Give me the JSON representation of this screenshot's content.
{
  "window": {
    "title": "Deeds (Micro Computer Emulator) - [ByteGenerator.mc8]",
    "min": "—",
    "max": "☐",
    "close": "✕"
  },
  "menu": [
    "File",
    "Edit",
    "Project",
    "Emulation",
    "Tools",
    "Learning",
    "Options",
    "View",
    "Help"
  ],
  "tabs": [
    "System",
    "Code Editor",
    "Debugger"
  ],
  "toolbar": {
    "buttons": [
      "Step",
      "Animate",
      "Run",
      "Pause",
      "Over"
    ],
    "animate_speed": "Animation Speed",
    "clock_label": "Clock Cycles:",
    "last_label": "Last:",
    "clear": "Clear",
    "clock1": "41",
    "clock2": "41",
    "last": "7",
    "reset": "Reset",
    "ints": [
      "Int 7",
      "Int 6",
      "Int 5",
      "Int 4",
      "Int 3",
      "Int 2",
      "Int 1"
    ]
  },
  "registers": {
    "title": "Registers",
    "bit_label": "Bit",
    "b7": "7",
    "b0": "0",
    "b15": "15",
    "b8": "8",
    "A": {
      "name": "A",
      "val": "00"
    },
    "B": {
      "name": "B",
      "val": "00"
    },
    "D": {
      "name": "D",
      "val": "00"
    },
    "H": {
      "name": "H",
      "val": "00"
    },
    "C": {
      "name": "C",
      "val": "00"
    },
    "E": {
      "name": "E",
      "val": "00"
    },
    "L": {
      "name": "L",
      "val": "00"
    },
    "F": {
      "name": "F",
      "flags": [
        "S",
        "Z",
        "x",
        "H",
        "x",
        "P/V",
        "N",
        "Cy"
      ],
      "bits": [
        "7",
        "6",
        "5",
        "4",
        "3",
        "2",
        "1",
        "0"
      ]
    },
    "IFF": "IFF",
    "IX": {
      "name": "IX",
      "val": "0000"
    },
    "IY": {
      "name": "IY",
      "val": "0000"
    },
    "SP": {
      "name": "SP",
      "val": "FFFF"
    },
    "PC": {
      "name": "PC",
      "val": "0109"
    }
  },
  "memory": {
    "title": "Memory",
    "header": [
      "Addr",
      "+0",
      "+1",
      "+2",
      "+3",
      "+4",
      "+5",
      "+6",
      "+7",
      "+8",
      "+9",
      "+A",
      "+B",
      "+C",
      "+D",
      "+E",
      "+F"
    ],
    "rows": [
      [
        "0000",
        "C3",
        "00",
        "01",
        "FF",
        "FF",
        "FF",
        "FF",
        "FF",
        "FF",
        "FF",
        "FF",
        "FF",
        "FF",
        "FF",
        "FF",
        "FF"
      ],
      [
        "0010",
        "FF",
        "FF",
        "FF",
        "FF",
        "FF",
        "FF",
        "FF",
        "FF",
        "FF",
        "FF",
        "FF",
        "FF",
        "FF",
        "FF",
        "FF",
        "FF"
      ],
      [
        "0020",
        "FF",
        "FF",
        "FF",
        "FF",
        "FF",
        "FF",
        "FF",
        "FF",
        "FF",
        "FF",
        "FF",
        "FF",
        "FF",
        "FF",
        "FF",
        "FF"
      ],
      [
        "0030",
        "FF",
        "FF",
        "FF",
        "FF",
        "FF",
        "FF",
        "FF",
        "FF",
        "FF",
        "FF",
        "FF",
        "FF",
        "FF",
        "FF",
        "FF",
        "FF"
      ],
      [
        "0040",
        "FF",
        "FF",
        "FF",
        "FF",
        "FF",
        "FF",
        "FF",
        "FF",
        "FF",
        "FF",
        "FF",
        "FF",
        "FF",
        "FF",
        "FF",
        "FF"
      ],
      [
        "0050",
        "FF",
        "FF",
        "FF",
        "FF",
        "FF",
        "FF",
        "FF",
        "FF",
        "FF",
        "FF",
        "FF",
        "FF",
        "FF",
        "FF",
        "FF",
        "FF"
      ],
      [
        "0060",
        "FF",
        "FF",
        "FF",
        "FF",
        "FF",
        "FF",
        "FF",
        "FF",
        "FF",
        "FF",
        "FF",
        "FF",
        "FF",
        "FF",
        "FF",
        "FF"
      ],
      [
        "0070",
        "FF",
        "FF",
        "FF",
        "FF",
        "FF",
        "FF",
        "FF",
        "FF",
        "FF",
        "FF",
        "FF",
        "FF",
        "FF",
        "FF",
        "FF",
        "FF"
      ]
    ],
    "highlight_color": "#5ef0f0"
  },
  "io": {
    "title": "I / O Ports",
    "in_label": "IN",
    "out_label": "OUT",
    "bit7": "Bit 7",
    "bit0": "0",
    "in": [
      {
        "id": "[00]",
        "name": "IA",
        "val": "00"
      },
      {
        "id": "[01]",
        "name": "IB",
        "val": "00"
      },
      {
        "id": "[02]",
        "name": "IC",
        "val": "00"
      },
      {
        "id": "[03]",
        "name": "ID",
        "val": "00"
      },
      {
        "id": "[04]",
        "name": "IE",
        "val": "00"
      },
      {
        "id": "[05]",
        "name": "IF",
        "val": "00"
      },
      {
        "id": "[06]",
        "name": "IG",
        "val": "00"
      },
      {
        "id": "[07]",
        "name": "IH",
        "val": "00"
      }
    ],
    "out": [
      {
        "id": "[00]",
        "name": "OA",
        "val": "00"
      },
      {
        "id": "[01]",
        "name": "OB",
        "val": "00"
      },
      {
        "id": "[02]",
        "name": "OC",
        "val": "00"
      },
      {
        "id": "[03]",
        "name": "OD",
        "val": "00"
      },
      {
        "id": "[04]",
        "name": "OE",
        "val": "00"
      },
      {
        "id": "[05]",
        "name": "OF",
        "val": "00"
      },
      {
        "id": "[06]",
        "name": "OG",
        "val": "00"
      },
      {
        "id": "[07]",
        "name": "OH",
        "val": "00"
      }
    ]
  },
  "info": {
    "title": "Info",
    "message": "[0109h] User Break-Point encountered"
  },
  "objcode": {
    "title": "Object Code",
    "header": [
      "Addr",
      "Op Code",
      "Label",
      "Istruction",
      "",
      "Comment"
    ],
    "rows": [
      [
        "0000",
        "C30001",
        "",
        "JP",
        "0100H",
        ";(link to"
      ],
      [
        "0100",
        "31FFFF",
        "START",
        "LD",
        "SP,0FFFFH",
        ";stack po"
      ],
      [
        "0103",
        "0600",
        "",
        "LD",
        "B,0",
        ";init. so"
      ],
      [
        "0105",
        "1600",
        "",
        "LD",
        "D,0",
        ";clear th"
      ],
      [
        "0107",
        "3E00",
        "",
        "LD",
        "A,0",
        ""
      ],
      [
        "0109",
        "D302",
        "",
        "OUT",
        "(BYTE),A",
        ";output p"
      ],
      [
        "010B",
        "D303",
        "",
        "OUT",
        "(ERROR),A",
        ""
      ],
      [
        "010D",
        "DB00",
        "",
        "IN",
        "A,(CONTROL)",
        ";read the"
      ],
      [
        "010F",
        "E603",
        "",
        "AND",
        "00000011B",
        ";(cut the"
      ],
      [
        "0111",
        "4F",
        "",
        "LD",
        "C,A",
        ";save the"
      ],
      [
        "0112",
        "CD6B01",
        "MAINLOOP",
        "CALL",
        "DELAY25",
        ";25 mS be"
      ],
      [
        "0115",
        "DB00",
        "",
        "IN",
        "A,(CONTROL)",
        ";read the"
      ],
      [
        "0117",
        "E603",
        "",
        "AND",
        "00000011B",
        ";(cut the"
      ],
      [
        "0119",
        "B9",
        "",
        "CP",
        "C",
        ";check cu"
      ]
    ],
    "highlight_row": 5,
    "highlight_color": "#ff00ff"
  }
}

* * * *

Reproduce the full listing above, character for character.

Give me the JSON representation of this screenshot's content.
{
  "window": {
    "title": "Deeds (Micro Computer Emulator) - [ByteGenerator.mc8]",
    "min": "—",
    "max": "☐",
    "close": "✕"
  },
  "menu": [
    "File",
    "Edit",
    "Project",
    "Emulation",
    "Tools",
    "Learning",
    "Options",
    "View",
    "Help"
  ],
  "tabs": [
    "System",
    "Code Editor",
    "Debugger"
  ],
  "toolbar": {
    "buttons": [
      "Step",
      "Animate",
      "Run",
      "Pause",
      "Over"
    ],
    "animate_speed": "Animation Speed",
    "clock_label": "Clock Cycles:",
    "last_label": "Last:",
    "clear": "Clear",
    "clock1": "41",
    "clock2": "41",
    "last": "7",
    "reset": "Reset",
    "ints": [
      "Int 7",
      "Int 6",
      "Int 5",
      "Int 4",
      "Int 3",
      "Int 2",
      "Int 1"
    ]
  },
  "registers": {
    "title": "Registers",
    "bit_label": "Bit",
    "b7": "7",
    "b0": "0",
    "b15": "15",
    "b8": "8",
    "A": {
      "name": "A",
      "val": "00"
    },
    "B": {
      "name": "B",
      "val": "00"
    },
    "D": {
      "name": "D",
      "val": "00"
    },
    "H": {
      "name": "H",
      "val": "00"
    },
    "C": {
      "name": "C",
      "val": "00"
    },
    "E": {
      "name": "E",
      "val": "00"
    },
    "L": {
      "name": "L",
      "val": "00"
    },
    "F": {
      "name": "F",
      "flags": [
        "S",
        "Z",
        "x",
        "H",
        "x",
        "P/V",
        "N",
        "Cy"
      ],
      "bits": [
        "7",
        "6",
        "5",
        "4",
        "3",
        "2",
        "1",
        "0"
      ]
    },
    "IFF": "IFF",
    "IX": {
      "name": "IX",
      "val": "0000"
    },
    "IY": {
      "name": "IY",
      "val": "0000"
    },
    "SP": {
      "name": "SP",
      "val": "FFFF"
    },
    "PC": {
      "name": "PC",
      "val": "0109"
    }
  },
  "memory": {
    "title": "Memory",
    "header": [
      "Addr",
      "+0",
      "+1",
      "+2",
      "+3",
      "+4",
      "+5",
      "+6",
      "+7",
      "+8",
      "+9",
      "+A",
      "+B",
      "+C",
      "+D",
      "+E",
      "+F"
    ],
    "rows": [
      [
        "0000",
        "C3",
        "00",
        "01",
        "FF",
        "FF",
        "FF",
        "FF",
        "FF",
        "FF",
        "FF",
        "FF",
        "FF",
        "FF",
        "FF",
        "FF",
        "FF"
      ],
      [
        "0010",
        "FF",
        "FF",
        "FF",
        "FF",
        "FF",
        "FF",
        "FF",
        "FF",
        "FF",
        "FF",
        "FF",
        "FF",
        "FF",
        "FF",
        "FF",
        "FF"
      ],
      [
        "0020",
        "FF",
        "FF",
        "FF",
        "FF",
        "FF",
        "FF",
        "FF",
        "FF",
        "FF",
        "FF",
        "FF",
        "FF",
        "FF",
        "FF",
        "FF",
        "FF"
      ],
      [
        "0030",
        "FF",
        "FF",
        "FF",
        "FF",
        "FF",
        "FF",
        "FF",
        "FF",
        "FF",
        "FF",
        "FF",
        "FF",
        "FF",
        "FF",
        "FF",
        "FF"
      ],
      [
        "0040",
        "FF",
        "FF",
        "FF",
        "FF",
        "FF",
        "FF",
        "FF",
        "FF",
        "FF",
        "FF",
        "FF",
        "FF",
        "FF",
        "FF",
        "FF",
        "FF"
      ],
      [
        "0050",
        "FF",
        "FF",
        "FF",
        "FF",
        "FF",
        "FF",
        "FF",
        "FF",
        "FF",
        "FF",
        "FF",
        "FF",
        "FF",
        "FF",
        "FF",
        "FF"
      ],
      [
        "0060",
        "FF",
        "FF",
        "FF",
        "FF",
        "FF",
        "FF",
        "FF",
        "FF",
        "FF",
        "FF",
        "FF",
        "FF",
        "FF",
        "FF",
        "FF",
        "FF"
      ],
      [
        "0070",
        "FF",
        "FF",
        "FF",
        "FF",
        "FF",
        "FF",
        "FF",
        "FF",
        "FF",
        "FF",
        "FF",
        "FF",
        "FF",
        "FF",
        "FF",
        "FF"
      ]
    ],
    "highlight_color": "#5ef0f0"
  },
  "io": {
    "title": "I / O Ports",
    "in_label": "IN",
    "out_label": "OUT",
    "bit7": "Bit 7",
    "bit0": "0",
    "in": [
      {
        "id": "[00]",
        "name": "IA",
        "val": "00"
      },
      {
        "id": "[01]",
        "name": "IB",
        "val": "00"
      },
      {
        "id": "[02]",
        "name": "IC",
        "val": "00"
      },
      {
        "id": "[03]",
        "name": "ID",
        "val": "00"
      },
      {
        "id": "[04]",
        "name": "IE",
        "val": "00"
      },
      {
        "id": "[05]",
        "name": "IF",
        "val": "00"
      },
      {
        "id": "[06]",
        "name": "IG",
        "val": "00"
      },
      {
        "id": "[07]",
        "name": "IH",
        "val": "00"
      }
    ],
    "out": [
      {
        "id": "[00]",
        "name": "OA",
        "val": "00"
      },
      {
        "id": "[01]",
        "name": "OB",
        "val": "00"
      },
      {
        "id": "[02]",
        "name": "OC",
        "val": "00"
      },
      {
        "id": "[03]",
        "name": "OD",
        "val": "00"
      },
      {
        "id": "[04]",
        "name": "OE",
        "val": "00"
      },
      {
        "id": "[05]",
        "name": "OF",
        "val": "00"
      },
      {
        "id": "[06]",
        "name": "OG",
        "val": "00"
      },
      {
        "id": "[07]",
        "name": "OH",
        "val": "00"
      }
    ]
  },
  "info": {
    "title": "Info",
    "message": "[0109h] User Break-Point encountered"
  },
  "objcode": {
    "title": "Object Code",
    "header": [
      "Addr",
      "Op Code",
      "Label",
      "Istruction",
      "",
      "Comment"
    ],
    "rows": [
      [
        "0000",
        "C30001",
        "",
        "JP",
        "0100H",
        ";(link to"
      ],
      [
        "0100",
        "31FFFF",
        "START",
        "LD",
        "SP,0FFFFH",
        ";stack po"
      ],
      [
        "0103",
        "0600",
        "",
        "LD",
        "B,0",
        ";init. so"
      ],
      [
        "0105",
        "1600",
        "",
        "LD",
        "D,0",
        ";clear th"
      ],
      [
        "0107",
        "3E00",
        "",
        "LD",
        "A,0",
        ""
      ],
      [
        "0109",
        "D302",
        "",
        "OUT",
        "(BYTE),A",
        ";output p"
      ],
      [
        "010B",
        "D303",
        "",
        "OUT",
        "(ERROR),A",
        ""
      ],
      [
        "010D",
        "DB00",
        "",
        "IN",
        "A,(CONTROL)",
        ";read the"
      ],
      [
        "010F",
        "E603",
        "",
        "AND",
        "00000011B",
        ";(cut the"
      ],
      [
        "0111",
        "4F",
        "",
        "LD",
        "C,A",
        ";save the"
      ],
      [
        "0112",
        "CD6B01",
        "MAINLOOP",
        "CALL",
        "DELAY25",
        ";25 mS be"
      ],
      [
        "0115",
        "DB00",
        "",
        "IN",
        "A,(CONTROL)",
        ";read the"
      ],
      [
        "0117",
        "E603",
        "",
        "AND",
        "00000011B",
        ";(cut the"
      ],
      [
        "0119",
        "B9",
        "",
        "CP",
        "C",
        ";check cu"
      ]
    ],
    "highlight_row": 5,
    "highlight_color": "#ff00ff"
  }
}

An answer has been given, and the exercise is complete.